**EXERCISE DIRECTIONS:**
Extract all of the data and reproduce it precisely.
════════════════
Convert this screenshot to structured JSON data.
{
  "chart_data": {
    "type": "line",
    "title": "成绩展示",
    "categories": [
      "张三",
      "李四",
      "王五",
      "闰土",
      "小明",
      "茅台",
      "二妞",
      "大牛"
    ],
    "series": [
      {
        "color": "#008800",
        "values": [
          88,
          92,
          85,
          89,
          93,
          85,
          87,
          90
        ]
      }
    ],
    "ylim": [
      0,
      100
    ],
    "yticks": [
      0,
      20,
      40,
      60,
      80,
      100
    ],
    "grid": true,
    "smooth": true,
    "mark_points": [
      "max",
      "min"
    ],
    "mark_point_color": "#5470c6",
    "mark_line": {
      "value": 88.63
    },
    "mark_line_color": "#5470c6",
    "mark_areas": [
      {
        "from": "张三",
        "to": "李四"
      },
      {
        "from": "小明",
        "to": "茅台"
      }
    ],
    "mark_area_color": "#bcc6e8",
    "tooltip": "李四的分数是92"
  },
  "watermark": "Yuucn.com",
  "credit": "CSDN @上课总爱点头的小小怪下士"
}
════════════════
**EXERCISE SOLUTION:**
Convert this screenshot to structured JSON data.
{
  "chart_data": {
    "type": "line",
    "title": "成绩展示",
    "categories": [
      "张三",
      "李四",
      "王五",
      "闰土",
      "小明",
      "茅台",
      "二妞",
      "大牛"
    ],
    "series": [
      {
        "color": "#008800",
        "values": [
          88,
          92,
          85,
          89,
          93,
          85,
          87,
          90
        ]
      }
    ],
    "ylim": [
      0,
      100
    ],
    "yticks": [
      0,
      20,
      40,
      60,
      80,
      100
    ],
    "grid": true,
    "smooth": true,
    "mark_points": [
      "max",
      "min"
    ],
    "mark_point_color": "#5470c6",
    "mark_line": {
      "value": 88.63
    },
    "mark_line_color": "#5470c6",
    "mark_areas": [
      {
        "from": "张三",
        "to": "李四"
      },
      {
        "from": "小明",
        "to": "茅台"
      }
    ],
    "mark_area_color": "#bcc6e8",
    "tooltip": "李四的分数是92"
  },
  "watermark": "Yuucn.com",
  "credit": "CSDN @上课总爱点头的小小怪下士"
}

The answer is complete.